Requirement
Apart from the pictures, the listing is to be returned exactly.

Records provided
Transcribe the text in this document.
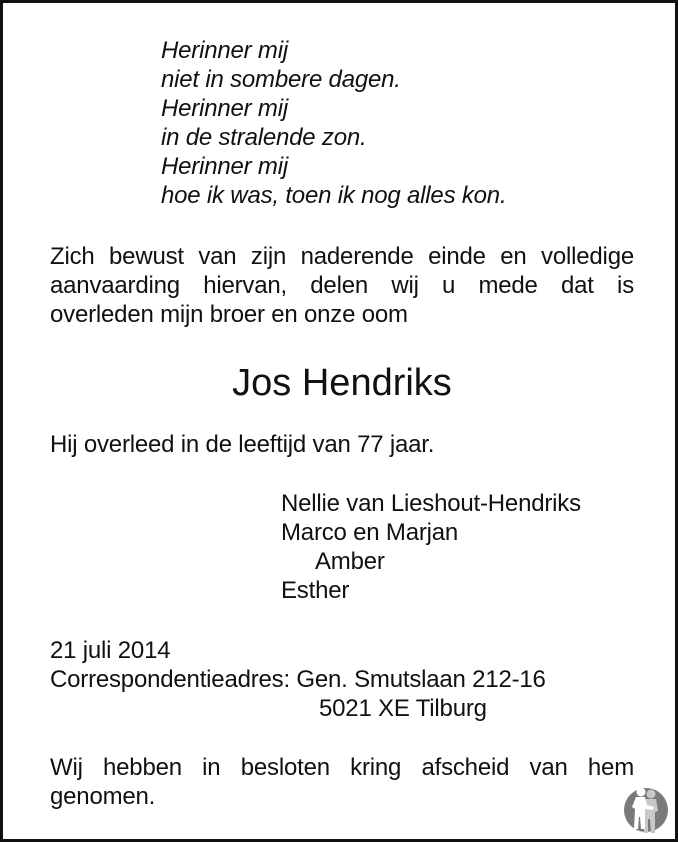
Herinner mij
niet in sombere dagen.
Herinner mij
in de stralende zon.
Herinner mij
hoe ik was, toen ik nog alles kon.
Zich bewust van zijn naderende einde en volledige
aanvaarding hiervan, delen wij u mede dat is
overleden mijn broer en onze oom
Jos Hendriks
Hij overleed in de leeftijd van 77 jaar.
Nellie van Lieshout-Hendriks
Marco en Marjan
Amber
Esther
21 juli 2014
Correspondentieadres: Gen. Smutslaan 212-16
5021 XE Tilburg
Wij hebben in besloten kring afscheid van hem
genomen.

The answer
Transcribe the text in this document.
Herinner mij
niet in sombere dagen.
Herinner mij
in de stralende zon.
Herinner mij
hoe ik was, toen ik nog alles kon.
Zich bewust van zijn naderende einde en volledige
aanvaarding hiervan, delen wij u mede dat is
overleden mijn broer en onze oom
Jos Hendriks
Hij overleed in de leeftijd van 77 jaar.
Nellie van Lieshout-Hendriks
Marco en Marjan
Amber
Esther
21 juli 2014
Correspondentieadres: Gen. Smutslaan 212-16
5021 XE Tilburg
Wij hebben in besloten kring afscheid van hem
genomen.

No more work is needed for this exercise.